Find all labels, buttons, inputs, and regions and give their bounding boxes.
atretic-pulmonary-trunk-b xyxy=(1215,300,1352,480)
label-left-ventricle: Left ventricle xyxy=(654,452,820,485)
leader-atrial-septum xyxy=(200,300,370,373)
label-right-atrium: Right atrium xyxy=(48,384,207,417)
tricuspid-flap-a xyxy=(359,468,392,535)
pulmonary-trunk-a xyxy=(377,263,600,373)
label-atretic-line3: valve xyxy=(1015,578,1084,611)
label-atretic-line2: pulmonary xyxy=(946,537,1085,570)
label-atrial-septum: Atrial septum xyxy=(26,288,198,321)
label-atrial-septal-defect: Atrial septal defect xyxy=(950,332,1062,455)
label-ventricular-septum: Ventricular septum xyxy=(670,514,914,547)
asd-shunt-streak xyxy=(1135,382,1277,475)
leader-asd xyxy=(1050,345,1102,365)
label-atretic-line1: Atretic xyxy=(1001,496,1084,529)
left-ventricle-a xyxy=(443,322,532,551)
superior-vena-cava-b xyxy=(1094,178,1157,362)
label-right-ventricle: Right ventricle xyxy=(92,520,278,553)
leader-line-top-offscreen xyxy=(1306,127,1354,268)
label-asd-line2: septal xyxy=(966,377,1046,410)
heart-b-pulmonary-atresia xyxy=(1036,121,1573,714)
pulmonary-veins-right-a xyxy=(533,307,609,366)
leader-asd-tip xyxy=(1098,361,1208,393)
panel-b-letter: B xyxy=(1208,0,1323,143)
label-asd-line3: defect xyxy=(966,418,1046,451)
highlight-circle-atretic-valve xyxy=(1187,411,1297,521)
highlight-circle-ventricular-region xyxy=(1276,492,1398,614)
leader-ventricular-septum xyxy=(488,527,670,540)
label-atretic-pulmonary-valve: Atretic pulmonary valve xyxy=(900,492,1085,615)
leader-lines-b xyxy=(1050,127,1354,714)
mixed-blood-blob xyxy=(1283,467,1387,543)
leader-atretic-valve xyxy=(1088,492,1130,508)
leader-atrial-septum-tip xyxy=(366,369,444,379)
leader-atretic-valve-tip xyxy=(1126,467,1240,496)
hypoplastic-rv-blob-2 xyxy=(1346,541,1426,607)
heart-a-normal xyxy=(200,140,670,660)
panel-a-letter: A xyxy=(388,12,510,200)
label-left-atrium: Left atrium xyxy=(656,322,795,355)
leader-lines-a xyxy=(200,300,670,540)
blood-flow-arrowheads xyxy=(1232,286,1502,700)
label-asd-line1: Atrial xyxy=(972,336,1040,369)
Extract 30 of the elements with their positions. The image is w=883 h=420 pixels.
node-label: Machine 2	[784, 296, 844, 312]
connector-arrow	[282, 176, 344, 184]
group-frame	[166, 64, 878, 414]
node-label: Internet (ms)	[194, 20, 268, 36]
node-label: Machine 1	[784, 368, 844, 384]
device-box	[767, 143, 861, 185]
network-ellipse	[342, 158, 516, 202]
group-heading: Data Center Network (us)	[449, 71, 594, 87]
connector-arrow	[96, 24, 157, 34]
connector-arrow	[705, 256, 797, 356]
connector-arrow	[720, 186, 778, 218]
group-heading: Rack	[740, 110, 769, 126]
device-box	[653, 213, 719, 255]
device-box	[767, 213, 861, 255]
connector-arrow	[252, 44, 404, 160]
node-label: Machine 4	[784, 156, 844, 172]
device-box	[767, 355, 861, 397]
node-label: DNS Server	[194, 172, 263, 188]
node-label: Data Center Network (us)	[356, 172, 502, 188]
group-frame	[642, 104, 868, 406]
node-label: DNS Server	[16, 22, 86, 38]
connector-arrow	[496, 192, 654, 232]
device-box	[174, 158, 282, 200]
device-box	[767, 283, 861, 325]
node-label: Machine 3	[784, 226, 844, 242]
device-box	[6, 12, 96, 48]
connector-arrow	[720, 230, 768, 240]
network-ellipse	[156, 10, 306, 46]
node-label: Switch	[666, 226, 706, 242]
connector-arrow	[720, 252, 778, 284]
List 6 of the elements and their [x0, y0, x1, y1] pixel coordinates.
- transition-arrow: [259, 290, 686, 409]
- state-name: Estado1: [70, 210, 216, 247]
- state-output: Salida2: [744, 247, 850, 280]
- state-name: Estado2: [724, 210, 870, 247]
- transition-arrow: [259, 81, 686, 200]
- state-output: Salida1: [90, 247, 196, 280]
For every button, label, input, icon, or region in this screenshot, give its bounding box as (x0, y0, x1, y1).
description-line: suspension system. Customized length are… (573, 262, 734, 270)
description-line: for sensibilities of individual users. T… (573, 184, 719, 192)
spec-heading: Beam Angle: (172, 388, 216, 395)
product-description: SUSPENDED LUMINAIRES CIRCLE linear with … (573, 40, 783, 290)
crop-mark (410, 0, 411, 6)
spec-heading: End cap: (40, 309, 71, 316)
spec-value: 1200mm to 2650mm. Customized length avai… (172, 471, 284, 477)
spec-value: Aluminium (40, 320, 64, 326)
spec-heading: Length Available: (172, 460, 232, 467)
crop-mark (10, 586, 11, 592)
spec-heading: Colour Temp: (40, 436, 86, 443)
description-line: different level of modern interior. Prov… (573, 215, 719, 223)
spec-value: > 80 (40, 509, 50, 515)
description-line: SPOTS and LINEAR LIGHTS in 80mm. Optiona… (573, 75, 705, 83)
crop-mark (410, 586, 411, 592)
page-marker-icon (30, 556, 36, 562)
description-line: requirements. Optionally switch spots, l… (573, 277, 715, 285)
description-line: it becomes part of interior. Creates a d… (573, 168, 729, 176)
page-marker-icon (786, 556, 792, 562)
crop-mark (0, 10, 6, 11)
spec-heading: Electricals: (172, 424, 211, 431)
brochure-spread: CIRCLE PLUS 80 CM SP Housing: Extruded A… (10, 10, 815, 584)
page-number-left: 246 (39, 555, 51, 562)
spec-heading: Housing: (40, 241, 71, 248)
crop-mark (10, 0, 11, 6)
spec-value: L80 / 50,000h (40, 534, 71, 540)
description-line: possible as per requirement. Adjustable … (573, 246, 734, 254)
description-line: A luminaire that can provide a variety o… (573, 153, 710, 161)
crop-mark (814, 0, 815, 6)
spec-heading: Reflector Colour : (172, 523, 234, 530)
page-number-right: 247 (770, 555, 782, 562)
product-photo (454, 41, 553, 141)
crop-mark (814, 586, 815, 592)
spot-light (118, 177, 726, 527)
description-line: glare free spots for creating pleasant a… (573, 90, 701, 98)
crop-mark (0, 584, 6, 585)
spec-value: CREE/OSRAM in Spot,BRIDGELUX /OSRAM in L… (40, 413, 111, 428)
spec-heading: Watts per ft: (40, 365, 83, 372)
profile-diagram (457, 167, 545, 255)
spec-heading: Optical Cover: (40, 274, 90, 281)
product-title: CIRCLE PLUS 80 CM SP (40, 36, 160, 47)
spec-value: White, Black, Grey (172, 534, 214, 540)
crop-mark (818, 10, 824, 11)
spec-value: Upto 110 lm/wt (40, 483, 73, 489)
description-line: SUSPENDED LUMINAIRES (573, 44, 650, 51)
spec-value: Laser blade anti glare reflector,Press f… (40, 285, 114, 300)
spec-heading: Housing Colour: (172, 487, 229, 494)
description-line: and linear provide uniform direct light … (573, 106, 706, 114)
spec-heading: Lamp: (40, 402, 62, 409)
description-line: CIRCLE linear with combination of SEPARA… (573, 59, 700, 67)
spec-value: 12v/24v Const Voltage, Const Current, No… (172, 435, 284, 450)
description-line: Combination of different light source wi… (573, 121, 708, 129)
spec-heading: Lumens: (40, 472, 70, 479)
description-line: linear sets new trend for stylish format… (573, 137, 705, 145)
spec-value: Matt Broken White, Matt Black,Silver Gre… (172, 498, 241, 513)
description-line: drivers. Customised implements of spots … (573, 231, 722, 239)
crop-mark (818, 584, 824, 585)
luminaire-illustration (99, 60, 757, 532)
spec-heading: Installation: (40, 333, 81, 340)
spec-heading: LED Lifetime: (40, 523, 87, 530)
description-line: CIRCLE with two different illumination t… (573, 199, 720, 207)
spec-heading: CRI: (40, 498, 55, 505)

### Aim of the exercise
Reproduce verbatim every line of the data from its first line through the line containing "leader-ventricular-septum xyxy=(488,527,670,540)", including both of these lines.

### Final result
Find all labels, buttons, inputs, and regions and give their bounding boxes.
atretic-pulmonary-trunk-b xyxy=(1215,300,1352,480)
label-left-ventricle: Left ventricle xyxy=(654,452,820,485)
leader-atrial-septum xyxy=(200,300,370,373)
label-right-atrium: Right atrium xyxy=(48,384,207,417)
tricuspid-flap-a xyxy=(359,468,392,535)
pulmonary-trunk-a xyxy=(377,263,600,373)
label-atretic-line3: valve xyxy=(1015,578,1084,611)
label-atretic-line2: pulmonary xyxy=(946,537,1085,570)
label-atrial-septum: Atrial septum xyxy=(26,288,198,321)
label-atrial-septal-defect: Atrial septal defect xyxy=(950,332,1062,455)
label-ventricular-septum: Ventricular septum xyxy=(670,514,914,547)
asd-shunt-streak xyxy=(1135,382,1277,475)
leader-asd xyxy=(1050,345,1102,365)
label-atretic-line1: Atretic xyxy=(1001,496,1084,529)
left-ventricle-a xyxy=(443,322,532,551)
superior-vena-cava-b xyxy=(1094,178,1157,362)
label-right-ventricle: Right ventricle xyxy=(92,520,278,553)
leader-line-top-offscreen xyxy=(1306,127,1354,268)
label-asd-line2: septal xyxy=(966,377,1046,410)
heart-b-pulmonary-atresia xyxy=(1036,121,1573,714)
pulmonary-veins-right-a xyxy=(533,307,609,366)
leader-asd-tip xyxy=(1098,361,1208,393)
panel-b-letter: B xyxy=(1208,0,1323,143)
label-asd-line3: defect xyxy=(966,418,1046,451)
highlight-circle-atretic-valve xyxy=(1187,411,1297,521)
highlight-circle-ventricular-region xyxy=(1276,492,1398,614)
leader-ventricular-septum xyxy=(488,527,670,540)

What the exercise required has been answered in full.